**Exercise**
Repeat every record below exactly, omitting any pictures.

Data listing
---*---

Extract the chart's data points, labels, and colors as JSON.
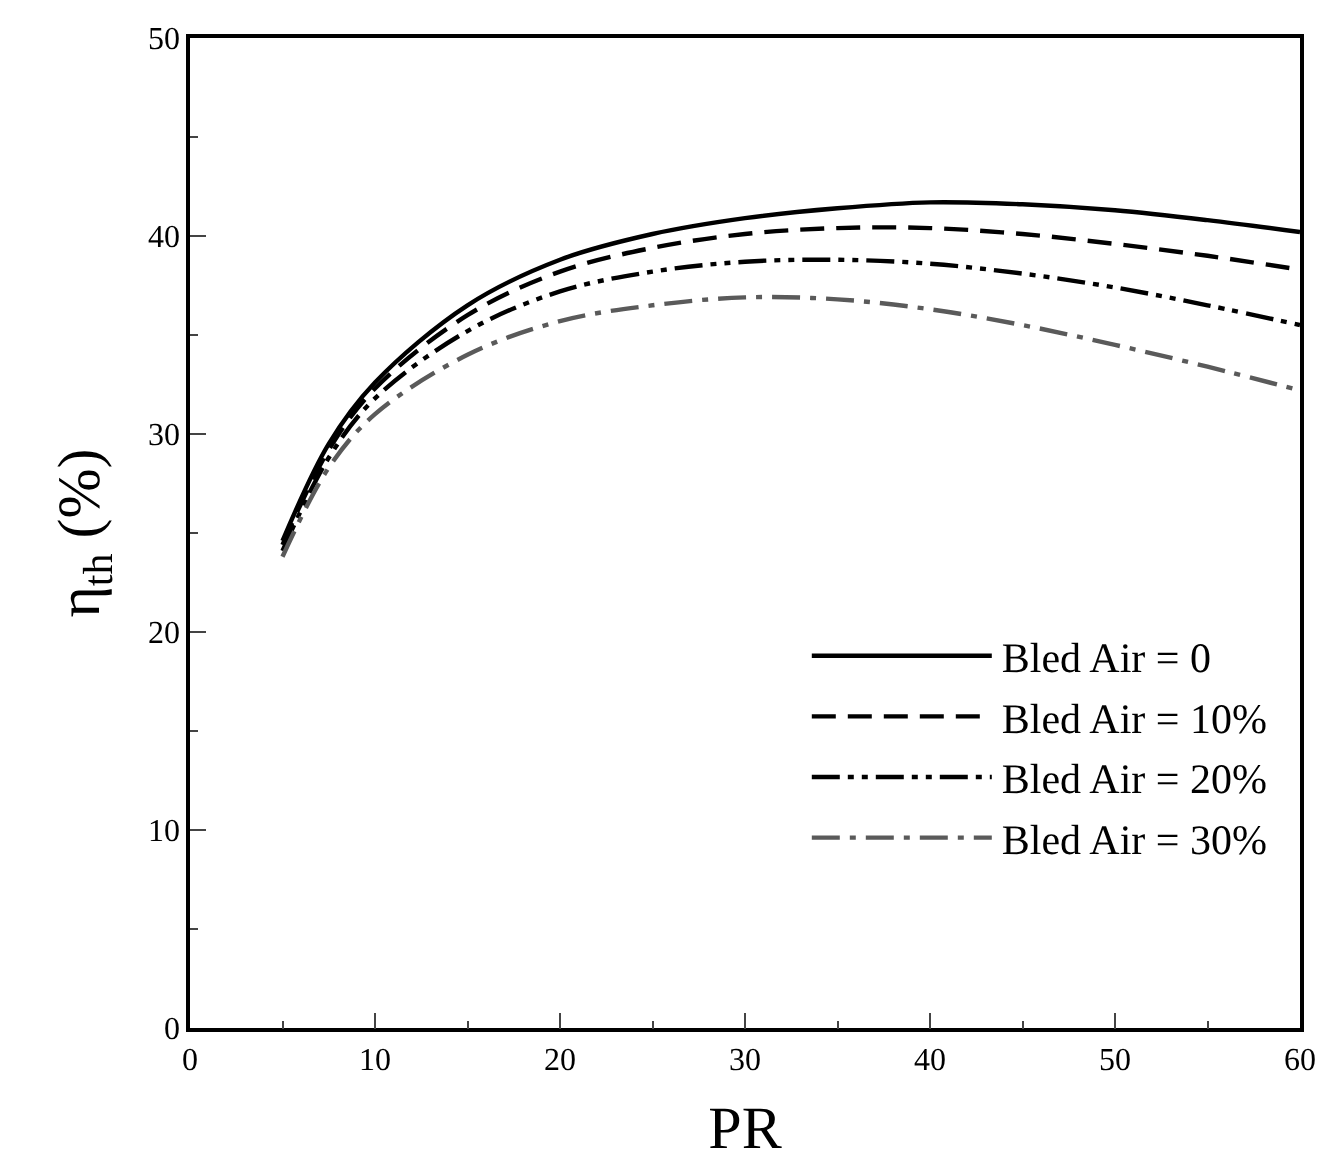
{
  "chart_data": {
    "type": "line",
    "xlabel": "PR",
    "ylabel": "η$_{th}$ (%)",
    "x": [
      5,
      7.5,
      10,
      15,
      20,
      25,
      30,
      35,
      40,
      45,
      50,
      55,
      60
    ],
    "series": [
      {
        "name": "Bled Air = 0",
        "color": "#000000",
        "line_style": "solid",
        "values": [
          24.6,
          29.5,
          32.6,
          36.5,
          38.8,
          40.1,
          40.9,
          41.4,
          41.7,
          41.6,
          41.3,
          40.8,
          40.2
        ]
      },
      {
        "name": "Bled Air = 10%",
        "color": "#000000",
        "line_style": "dashed",
        "values": [
          24.4,
          29.2,
          32.3,
          36.0,
          38.2,
          39.4,
          40.1,
          40.4,
          40.4,
          40.1,
          39.6,
          39.0,
          38.3
        ]
      },
      {
        "name": "Bled Air = 20%",
        "color": "#000000",
        "line_style": "dashdotdot",
        "values": [
          24.1,
          28.8,
          31.8,
          35.2,
          37.2,
          38.2,
          38.7,
          38.8,
          38.6,
          38.1,
          37.4,
          36.5,
          35.5
        ]
      },
      {
        "name": "Bled Air = 30%",
        "color": "#5a5a5a",
        "line_style": "dashdot",
        "values": [
          23.8,
          28.3,
          31.0,
          34.0,
          35.7,
          36.5,
          36.9,
          36.8,
          36.3,
          35.5,
          34.5,
          33.4,
          32.2
        ]
      }
    ],
    "xlim": [
      0,
      60
    ],
    "xticks": [
      0,
      10,
      20,
      30,
      40,
      50,
      60
    ],
    "ylim": [
      0,
      50
    ],
    "yticks": [
      0,
      10,
      20,
      30,
      40,
      50
    ],
    "legend": "bottom right",
    "marker": "none"
  }
}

---*---

**Task solution**
Extract the chart's data points, labels, and colors as JSON.
{
  "chart_data": {
    "type": "line",
    "xlabel": "PR",
    "ylabel": "η$_{th}$ (%)",
    "x": [
      5,
      7.5,
      10,
      15,
      20,
      25,
      30,
      35,
      40,
      45,
      50,
      55,
      60
    ],
    "series": [
      {
        "name": "Bled Air = 0",
        "color": "#000000",
        "line_style": "solid",
        "values": [
          24.6,
          29.5,
          32.6,
          36.5,
          38.8,
          40.1,
          40.9,
          41.4,
          41.7,
          41.6,
          41.3,
          40.8,
          40.2
        ]
      },
      {
        "name": "Bled Air = 10%",
        "color": "#000000",
        "line_style": "dashed",
        "values": [
          24.4,
          29.2,
          32.3,
          36.0,
          38.2,
          39.4,
          40.1,
          40.4,
          40.4,
          40.1,
          39.6,
          39.0,
          38.3
        ]
      },
      {
        "name": "Bled Air = 20%",
        "color": "#000000",
        "line_style": "dashdotdot",
        "values": [
          24.1,
          28.8,
          31.8,
          35.2,
          37.2,
          38.2,
          38.7,
          38.8,
          38.6,
          38.1,
          37.4,
          36.5,
          35.5
        ]
      },
      {
        "name": "Bled Air = 30%",
        "color": "#5a5a5a",
        "line_style": "dashdot",
        "values": [
          23.8,
          28.3,
          31.0,
          34.0,
          35.7,
          36.5,
          36.9,
          36.8,
          36.3,
          35.5,
          34.5,
          33.4,
          32.2
        ]
      }
    ],
    "xlim": [
      0,
      60
    ],
    "xticks": [
      0,
      10,
      20,
      30,
      40,
      50,
      60
    ],
    "ylim": [
      0,
      50
    ],
    "yticks": [
      0,
      10,
      20,
      30,
      40,
      50
    ],
    "legend": "bottom right",
    "marker": "none"
  }
}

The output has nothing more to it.